[Source data]
* * * * * * * * *

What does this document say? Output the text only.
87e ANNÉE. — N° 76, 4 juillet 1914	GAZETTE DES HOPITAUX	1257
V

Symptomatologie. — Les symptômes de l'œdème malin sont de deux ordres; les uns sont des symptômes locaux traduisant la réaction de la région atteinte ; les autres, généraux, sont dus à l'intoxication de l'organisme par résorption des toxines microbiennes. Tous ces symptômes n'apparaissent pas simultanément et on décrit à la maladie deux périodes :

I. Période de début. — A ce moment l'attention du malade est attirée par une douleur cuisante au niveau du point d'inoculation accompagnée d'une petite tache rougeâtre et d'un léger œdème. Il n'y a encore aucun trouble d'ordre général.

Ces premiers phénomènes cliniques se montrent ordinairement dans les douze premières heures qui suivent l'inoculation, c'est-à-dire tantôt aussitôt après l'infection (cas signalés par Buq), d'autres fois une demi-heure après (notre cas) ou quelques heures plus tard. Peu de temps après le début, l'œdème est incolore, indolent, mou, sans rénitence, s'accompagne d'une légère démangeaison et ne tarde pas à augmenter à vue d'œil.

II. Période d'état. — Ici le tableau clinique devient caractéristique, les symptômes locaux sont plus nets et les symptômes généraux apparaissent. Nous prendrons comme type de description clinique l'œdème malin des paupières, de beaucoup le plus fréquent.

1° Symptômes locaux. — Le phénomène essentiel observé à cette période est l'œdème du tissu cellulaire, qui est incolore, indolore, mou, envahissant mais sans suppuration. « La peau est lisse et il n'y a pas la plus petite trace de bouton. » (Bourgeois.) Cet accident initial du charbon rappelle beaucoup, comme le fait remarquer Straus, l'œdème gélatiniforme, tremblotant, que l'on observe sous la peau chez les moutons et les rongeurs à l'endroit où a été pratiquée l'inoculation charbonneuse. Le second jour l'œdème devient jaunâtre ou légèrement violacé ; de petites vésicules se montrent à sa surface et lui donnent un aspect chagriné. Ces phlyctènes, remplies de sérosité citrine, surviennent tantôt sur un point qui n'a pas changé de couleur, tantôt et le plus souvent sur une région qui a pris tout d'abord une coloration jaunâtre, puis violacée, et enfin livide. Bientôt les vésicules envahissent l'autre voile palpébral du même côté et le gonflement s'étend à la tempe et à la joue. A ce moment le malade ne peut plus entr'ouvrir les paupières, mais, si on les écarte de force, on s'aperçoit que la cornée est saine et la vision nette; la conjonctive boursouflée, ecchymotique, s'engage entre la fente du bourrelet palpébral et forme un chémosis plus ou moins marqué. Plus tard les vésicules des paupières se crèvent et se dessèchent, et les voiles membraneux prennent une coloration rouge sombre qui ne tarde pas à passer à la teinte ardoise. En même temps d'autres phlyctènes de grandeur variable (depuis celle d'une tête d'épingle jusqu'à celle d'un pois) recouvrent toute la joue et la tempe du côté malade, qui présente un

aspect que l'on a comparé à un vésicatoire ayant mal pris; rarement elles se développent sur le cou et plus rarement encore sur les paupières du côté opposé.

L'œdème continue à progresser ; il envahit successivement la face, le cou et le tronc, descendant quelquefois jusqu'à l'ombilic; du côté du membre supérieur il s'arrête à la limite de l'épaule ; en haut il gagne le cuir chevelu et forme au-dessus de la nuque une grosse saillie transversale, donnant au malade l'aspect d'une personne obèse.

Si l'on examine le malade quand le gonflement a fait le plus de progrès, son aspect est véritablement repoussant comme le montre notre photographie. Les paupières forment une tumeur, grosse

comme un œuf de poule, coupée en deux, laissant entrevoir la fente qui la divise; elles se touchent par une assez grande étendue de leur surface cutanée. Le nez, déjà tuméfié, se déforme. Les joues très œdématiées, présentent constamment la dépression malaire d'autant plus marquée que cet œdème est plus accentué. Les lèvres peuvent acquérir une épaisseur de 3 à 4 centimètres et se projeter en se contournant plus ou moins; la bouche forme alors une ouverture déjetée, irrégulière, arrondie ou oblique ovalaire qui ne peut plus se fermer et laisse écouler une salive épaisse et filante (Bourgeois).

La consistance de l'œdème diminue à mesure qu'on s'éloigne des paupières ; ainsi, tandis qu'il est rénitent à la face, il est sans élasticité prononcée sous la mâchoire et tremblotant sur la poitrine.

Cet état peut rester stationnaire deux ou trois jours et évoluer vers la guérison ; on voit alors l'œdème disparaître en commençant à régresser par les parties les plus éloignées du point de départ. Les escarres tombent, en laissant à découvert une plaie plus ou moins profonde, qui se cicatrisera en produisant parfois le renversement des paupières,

* * * * * * * * *

• Try it: Please output all of the entries without changing a single character.

• Exercise response:
What does this document say? Output the text only.
87e ANNÉE. — N° 76, 4 juillet 1914	GAZETTE DES HOPITAUX	1257
V

Symptomatologie. — Les symptômes de l'œdème malin sont de deux ordres; les uns sont des symptômes locaux traduisant la réaction de la région atteinte ; les autres, généraux, sont dus à l'intoxication de l'organisme par résorption des toxines microbiennes. Tous ces symptômes n'apparaissent pas simultanément et on décrit à la maladie deux périodes :

I. Période de début. — A ce moment l'attention du malade est attirée par une douleur cuisante au niveau du point d'inoculation accompagnée d'une petite tache rougeâtre et d'un léger œdème. Il n'y a encore aucun trouble d'ordre général.

Ces premiers phénomènes cliniques se montrent ordinairement dans les douze premières heures qui suivent l'inoculation, c'est-à-dire tantôt aussitôt après l'infection (cas signalés par Buq), d'autres fois une demi-heure après (notre cas) ou quelques heures plus tard. Peu de temps après le début, l'œdème est incolore, indolent, mou, sans rénitence, s'accompagne d'une légère démangeaison et ne tarde pas à augmenter à vue d'œil.

II. Période d'état. — Ici le tableau clinique devient caractéristique, les symptômes locaux sont plus nets et les symptômes généraux apparaissent. Nous prendrons comme type de description clinique l'œdème malin des paupières, de beaucoup le plus fréquent.

1° Symptômes locaux. — Le phénomène essentiel observé à cette période est l'œdème du tissu cellulaire, qui est incolore, indolore, mou, envahissant mais sans suppuration. « La peau est lisse et il n'y a pas la plus petite trace de bouton. » (Bourgeois.) Cet accident initial du charbon rappelle beaucoup, comme le fait remarquer Straus, l'œdème gélatiniforme, tremblotant, que l'on observe sous la peau chez les moutons et les rongeurs à l'endroit où a été pratiquée l'inoculation charbonneuse. Le second jour l'œdème devient jaunâtre ou légèrement violacé ; de petites vésicules se montrent à sa surface et lui donnent un aspect chagriné. Ces phlyctènes, remplies de sérosité citrine, surviennent tantôt sur un point qui n'a pas changé de couleur, tantôt et le plus souvent sur une région qui a pris tout d'abord une coloration jaunâtre, puis violacée, et enfin livide. Bientôt les vésicules envahissent l'autre voile palpébral du même côté et le gonflement s'étend à la tempe et à la joue. A ce moment le malade ne peut plus entr'ouvrir les paupières, mais, si on les écarte de force, on s'aperçoit que la cornée est saine et la vision nette; la conjonctive boursouflée, ecchymotique, s'engage entre la fente du bourrelet palpébral et forme un chémosis plus ou moins marqué. Plus tard les vésicules des paupières se crèvent et se dessèchent, et les voiles membraneux prennent une coloration rouge sombre qui ne tarde pas à passer à la teinte ardoise. En même temps d'autres phlyctènes de grandeur variable (depuis celle d'une tête d'épingle jusqu'à celle d'un pois) recouvrent toute la joue et la tempe du côté malade, qui présente un

aspect que l'on a comparé à un vésicatoire ayant mal pris; rarement elles se développent sur le cou et plus rarement encore sur les paupières du côté opposé.

L'œdème continue à progresser ; il envahit successivement la face, le cou et le tronc, descendant quelquefois jusqu'à l'ombilic; du côté du membre supérieur il s'arrête à la limite de l'épaule ; en haut il gagne le cuir chevelu et forme au-dessus de la nuque une grosse saillie transversale, donnant au malade l'aspect d'une personne obèse.

Si l'on examine le malade quand le gonflement a fait le plus de progrès, son aspect est véritablement repoussant comme le montre notre photographie. Les paupières forment une tumeur, grosse

comme un œuf de poule, coupée en deux, laissant entrevoir la fente qui la divise; elles se touchent par une assez grande étendue de leur surface cutanée. Le nez, déjà tuméfié, se déforme. Les joues très œdématiées, présentent constamment la dépression malaire d'autant plus marquée que cet œdème est plus accentué. Les lèvres peuvent acquérir une épaisseur de 3 à 4 centimètres et se projeter en se contournant plus ou moins; la bouche forme alors une ouverture déjetée, irrégulière, arrondie ou oblique ovalaire qui ne peut plus se fermer et laisse écouler une salive épaisse et filante (Bourgeois).

La consistance de l'œdème diminue à mesure qu'on s'éloigne des paupières ; ainsi, tandis qu'il est rénitent à la face, il est sans élasticité prononcée sous la mâchoire et tremblotant sur la poitrine.

Cet état peut rester stationnaire deux ou trois jours et évoluer vers la guérison ; on voit alors l'œdème disparaître en commençant à régresser par les parties les plus éloignées du point de départ. Les escarres tombent, en laissant à découvert une plaie plus ou moins profonde, qui se cicatrisera en produisant parfois le renversement des paupières,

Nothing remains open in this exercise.